--- BEGIN DATA TO PROCESS ---

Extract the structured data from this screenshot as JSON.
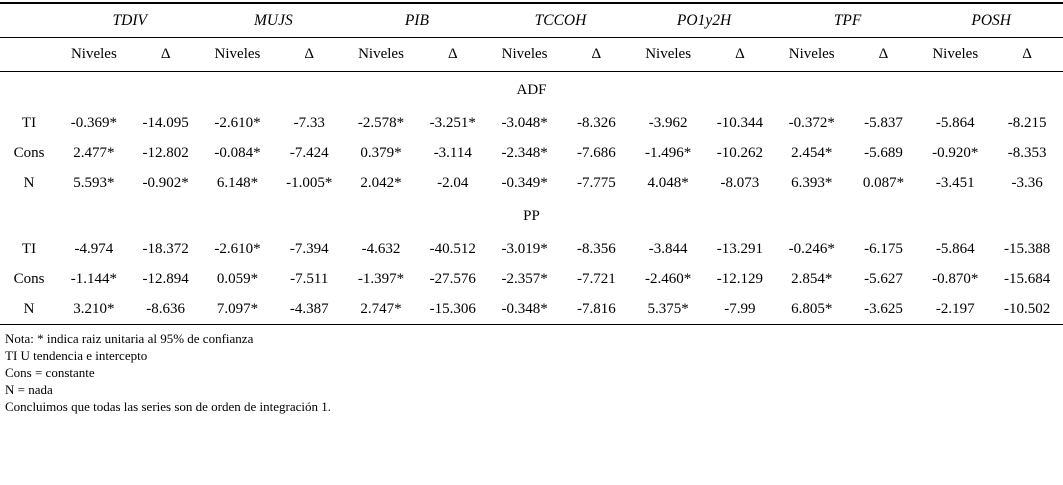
{
  "table": {
    "groups": [
      "TDIV",
      "MUJS",
      "PIB",
      "TCCOH",
      "PO1y2H",
      "TPF",
      "POSH"
    ],
    "subheaders": [
      "Niveles",
      "Δ"
    ],
    "sections": [
      {
        "title": "ADF",
        "rows": [
          {
            "label": "TI",
            "values": [
              "-0.369*",
              "-14.095",
              "-2.610*",
              "-7.33",
              "-2.578*",
              "-3.251*",
              "-3.048*",
              "-8.326",
              "-3.962",
              "-10.344",
              "-0.372*",
              "-5.837",
              "-5.864",
              "-8.215"
            ]
          },
          {
            "label": "Cons",
            "values": [
              "2.477*",
              "-12.802",
              "-0.084*",
              "-7.424",
              "0.379*",
              "-3.114",
              "-2.348*",
              "-7.686",
              "-1.496*",
              "-10.262",
              "2.454*",
              "-5.689",
              "-0.920*",
              "-8.353"
            ]
          },
          {
            "label": "N",
            "values": [
              "5.593*",
              "-0.902*",
              "6.148*",
              "-1.005*",
              "2.042*",
              "-2.04",
              "-0.349*",
              "-7.775",
              "4.048*",
              "-8.073",
              "6.393*",
              "0.087*",
              "-3.451",
              "-3.36"
            ]
          }
        ]
      },
      {
        "title": "PP",
        "rows": [
          {
            "label": "TI",
            "values": [
              "-4.974",
              "-18.372",
              "-2.610*",
              "-7.394",
              "-4.632",
              "-40.512",
              "-3.019*",
              "-8.356",
              "-3.844",
              "-13.291",
              "-0.246*",
              "-6.175",
              "-5.864",
              "-15.388"
            ]
          },
          {
            "label": "Cons",
            "values": [
              "-1.144*",
              "-12.894",
              "0.059*",
              "-7.511",
              "-1.397*",
              "-27.576",
              "-2.357*",
              "-7.721",
              "-2.460*",
              "-12.129",
              "2.854*",
              "-5.627",
              "-0.870*",
              "-15.684"
            ]
          },
          {
            "label": "N",
            "values": [
              "3.210*",
              "-8.636",
              "7.097*",
              "-4.387",
              "2.747*",
              "-15.306",
              "-0.348*",
              "-7.816",
              "5.375*",
              "-7.99",
              "6.805*",
              "-3.625",
              "-2.197",
              "-10.502"
            ]
          }
        ]
      }
    ],
    "notes": [
      "Nota: * indica raiz unitaria al 95% de confianza",
      "TI U tendencia e intercepto",
      "Cons = constante",
      "N = nada",
      "Concluimos que todas las series son de orden de integración 1."
    ]
  }
}
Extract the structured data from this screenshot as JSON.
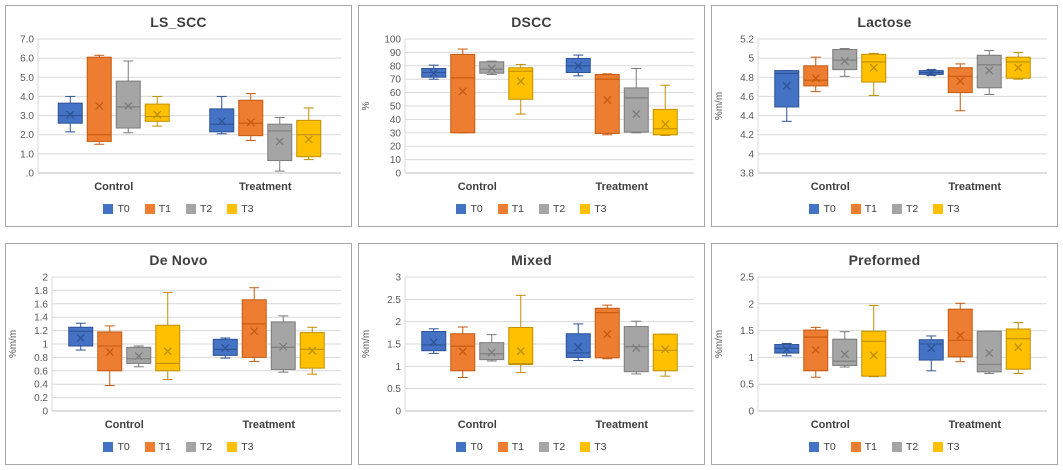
{
  "series": [
    {
      "name": "T0",
      "fill": "#4472C4",
      "border": "#2E5396"
    },
    {
      "name": "T1",
      "fill": "#ED7D31",
      "border": "#C55A11"
    },
    {
      "name": "T2",
      "fill": "#A5A5A5",
      "border": "#7B7B7B"
    },
    {
      "name": "T3",
      "fill": "#FFC000",
      "border": "#BF8F00"
    }
  ],
  "box_value_format": [
    "whisker_low",
    "q1",
    "median",
    "q3",
    "whisker_high",
    "mean"
  ],
  "colors": {
    "gridline": "#D9D9D9",
    "axis_line": "#BFBFBF",
    "panel_border": "#A6A6A6",
    "title_text": "#3F3F3F",
    "tick_text": "#595959"
  },
  "chart_data": [
    {
      "type": "boxplot",
      "title": "LS_SCC",
      "ylabel": "",
      "ylim": [
        0,
        7
      ],
      "ytick_labels": [
        "7.0",
        "6.0",
        "5.0",
        "4.0",
        "3.0",
        "2.0",
        "1.0",
        ".0"
      ],
      "grid": true,
      "legend_position": "bottom",
      "categories": [
        "Control",
        "Treatment"
      ],
      "series": [
        {
          "name": "T0",
          "values": [
            [
              2.15,
              2.6,
              3.0,
              3.65,
              4.0,
              3.05
            ],
            [
              2.05,
              2.15,
              2.55,
              3.35,
              4.0,
              2.7
            ]
          ]
        },
        {
          "name": "T1",
          "values": [
            [
              1.5,
              1.65,
              2.0,
              6.05,
              6.15,
              3.5
            ],
            [
              1.7,
              1.95,
              2.6,
              3.8,
              4.15,
              2.65
            ]
          ]
        },
        {
          "name": "T2",
          "values": [
            [
              2.1,
              2.35,
              3.45,
              4.8,
              5.85,
              3.5
            ],
            [
              0.1,
              0.65,
              2.2,
              2.55,
              2.9,
              1.65
            ]
          ]
        },
        {
          "name": "T3",
          "values": [
            [
              2.45,
              2.7,
              2.95,
              3.6,
              4.0,
              3.05
            ],
            [
              0.7,
              0.85,
              2.0,
              2.75,
              3.4,
              1.75
            ]
          ]
        }
      ]
    },
    {
      "type": "boxplot",
      "title": "DSCC",
      "ylabel": "%",
      "ylim": [
        0,
        100
      ],
      "ytick_labels": [
        "100",
        "90",
        "80",
        "70",
        "60",
        "50",
        "40",
        "30",
        "20",
        "10",
        "0"
      ],
      "grid": true,
      "legend_position": "bottom",
      "categories": [
        "Control",
        "Treatment"
      ],
      "series": [
        {
          "name": "T0",
          "values": [
            [
              70,
              71.5,
              75,
              78,
              80.5,
              74.5
            ],
            [
              72.5,
              75,
              80,
              85.5,
              88,
              80
            ]
          ]
        },
        {
          "name": "T1",
          "values": [
            [
              30,
              30,
              71,
              88.5,
              92.5,
              61
            ],
            [
              28.5,
              29.5,
              70,
              73.5,
              74,
              54.5
            ]
          ]
        },
        {
          "name": "T2",
          "values": [
            [
              73.5,
              74.5,
              77.5,
              83,
              83.5,
              78
            ],
            [
              30,
              30.5,
              56,
              63.5,
              78,
              44
            ]
          ]
        },
        {
          "name": "T3",
          "values": [
            [
              44,
              55,
              76,
              78.5,
              81,
              68.5
            ],
            [
              28,
              28.5,
              33,
              47.5,
              65.5,
              36.5
            ]
          ]
        }
      ]
    },
    {
      "type": "boxplot",
      "title": "Lactose",
      "ylabel": "%m/m",
      "ylim": [
        3.8,
        5.2
      ],
      "ytick_labels": [
        "5.2",
        "5",
        "4.8",
        "4.6",
        "4.4",
        "4.2",
        "4",
        "3.8"
      ],
      "grid": true,
      "legend_position": "bottom",
      "categories": [
        "Control",
        "Treatment"
      ],
      "series": [
        {
          "name": "T0",
          "values": [
            [
              4.34,
              4.49,
              4.84,
              4.87,
              4.87,
              4.71
            ],
            [
              4.82,
              4.83,
              4.85,
              4.87,
              4.88,
              4.85
            ]
          ]
        },
        {
          "name": "T1",
          "values": [
            [
              4.65,
              4.71,
              4.77,
              4.92,
              5.01,
              4.79
            ],
            [
              4.45,
              4.64,
              4.81,
              4.9,
              4.94,
              4.76
            ]
          ]
        },
        {
          "name": "T2",
          "values": [
            [
              4.81,
              4.88,
              4.98,
              5.09,
              5.1,
              4.97
            ],
            [
              4.62,
              4.69,
              4.93,
              5.03,
              5.08,
              4.87
            ]
          ]
        },
        {
          "name": "T3",
          "values": [
            [
              4.61,
              4.75,
              4.96,
              5.04,
              5.05,
              4.9
            ],
            [
              4.78,
              4.79,
              4.96,
              5.01,
              5.06,
              4.9
            ]
          ]
        }
      ]
    },
    {
      "type": "boxplot",
      "title": "De Novo",
      "ylabel": "%m/m",
      "ylim": [
        0,
        2
      ],
      "ytick_labels": [
        "2",
        "1.8",
        "1.6",
        "1.4",
        "1.2",
        "1",
        "0.8",
        "0.6",
        "0.4",
        "0.2",
        "0"
      ],
      "grid": true,
      "legend_position": "bottom",
      "categories": [
        "Control",
        "Treatment"
      ],
      "series": [
        {
          "name": "T0",
          "values": [
            [
              0.91,
              0.97,
              1.19,
              1.25,
              1.31,
              1.09
            ],
            [
              0.79,
              0.83,
              0.92,
              1.07,
              1.09,
              0.94
            ]
          ]
        },
        {
          "name": "T1",
          "values": [
            [
              0.38,
              0.6,
              0.97,
              1.18,
              1.27,
              0.88
            ],
            [
              0.74,
              0.8,
              1.3,
              1.66,
              1.84,
              1.19
            ]
          ]
        },
        {
          "name": "T2",
          "values": [
            [
              0.66,
              0.71,
              0.78,
              0.95,
              0.97,
              0.82
            ],
            [
              0.58,
              0.62,
              0.95,
              1.33,
              1.42,
              0.96
            ]
          ]
        },
        {
          "name": "T3",
          "values": [
            [
              0.47,
              0.6,
              0.71,
              1.28,
              1.77,
              0.89
            ],
            [
              0.55,
              0.64,
              0.92,
              1.17,
              1.25,
              0.9
            ]
          ]
        }
      ]
    },
    {
      "type": "boxplot",
      "title": "Mixed",
      "ylabel": "%m/m",
      "ylim": [
        0,
        3
      ],
      "ytick_labels": [
        "3",
        "2.5",
        "2",
        "1.5",
        "1",
        "0.5",
        "0"
      ],
      "grid": true,
      "legend_position": "bottom",
      "categories": [
        "Control",
        "Treatment"
      ],
      "series": [
        {
          "name": "T0",
          "values": [
            [
              1.29,
              1.35,
              1.48,
              1.78,
              1.84,
              1.54
            ],
            [
              1.13,
              1.2,
              1.3,
              1.73,
              1.95,
              1.43
            ]
          ]
        },
        {
          "name": "T1",
          "values": [
            [
              0.75,
              0.9,
              1.45,
              1.73,
              1.88,
              1.33
            ],
            [
              1.17,
              1.19,
              2.2,
              2.3,
              2.37,
              1.72
            ]
          ]
        },
        {
          "name": "T2",
          "values": [
            [
              1.12,
              1.15,
              1.28,
              1.53,
              1.71,
              1.31
            ],
            [
              0.83,
              0.88,
              1.44,
              1.89,
              2.01,
              1.41
            ]
          ]
        },
        {
          "name": "T3",
          "values": [
            [
              0.86,
              1.04,
              1.06,
              1.87,
              2.59,
              1.34
            ],
            [
              0.78,
              0.9,
              1.36,
              1.72,
              1.72,
              1.38
            ]
          ]
        }
      ]
    },
    {
      "type": "boxplot",
      "title": "Preformed",
      "ylabel": "%m/m",
      "ylim": [
        0,
        2.5
      ],
      "ytick_labels": [
        "2.5",
        "2",
        "1.5",
        "1",
        "0.5",
        "0"
      ],
      "grid": true,
      "legend_position": "bottom",
      "categories": [
        "Control",
        "Treatment"
      ],
      "series": [
        {
          "name": "T0",
          "values": [
            [
              1.03,
              1.08,
              1.17,
              1.24,
              1.26,
              1.15
            ],
            [
              0.75,
              0.95,
              1.25,
              1.33,
              1.4,
              1.17
            ]
          ]
        },
        {
          "name": "T1",
          "values": [
            [
              0.63,
              0.75,
              1.38,
              1.51,
              1.56,
              1.14
            ],
            [
              0.92,
              1.01,
              1.32,
              1.9,
              2.01,
              1.41
            ]
          ]
        },
        {
          "name": "T2",
          "values": [
            [
              0.82,
              0.85,
              0.93,
              1.34,
              1.48,
              1.06
            ],
            [
              0.7,
              0.73,
              0.87,
              1.49,
              1.49,
              1.08
            ]
          ]
        },
        {
          "name": "T3",
          "values": [
            [
              0.64,
              0.65,
              1.3,
              1.49,
              1.97,
              1.04
            ],
            [
              0.7,
              0.78,
              1.35,
              1.53,
              1.65,
              1.19
            ]
          ]
        }
      ]
    }
  ]
}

--- END DATA TO PROCESS ---

* TASK BRIEF
Where a line of the records above holds the word "fill", copy that line.

* TASK RESULT
      "fill": "#4472C4",
      "fill": "#ED7D31",
      "fill": "#A5A5A5",
      "fill": "#FFC000",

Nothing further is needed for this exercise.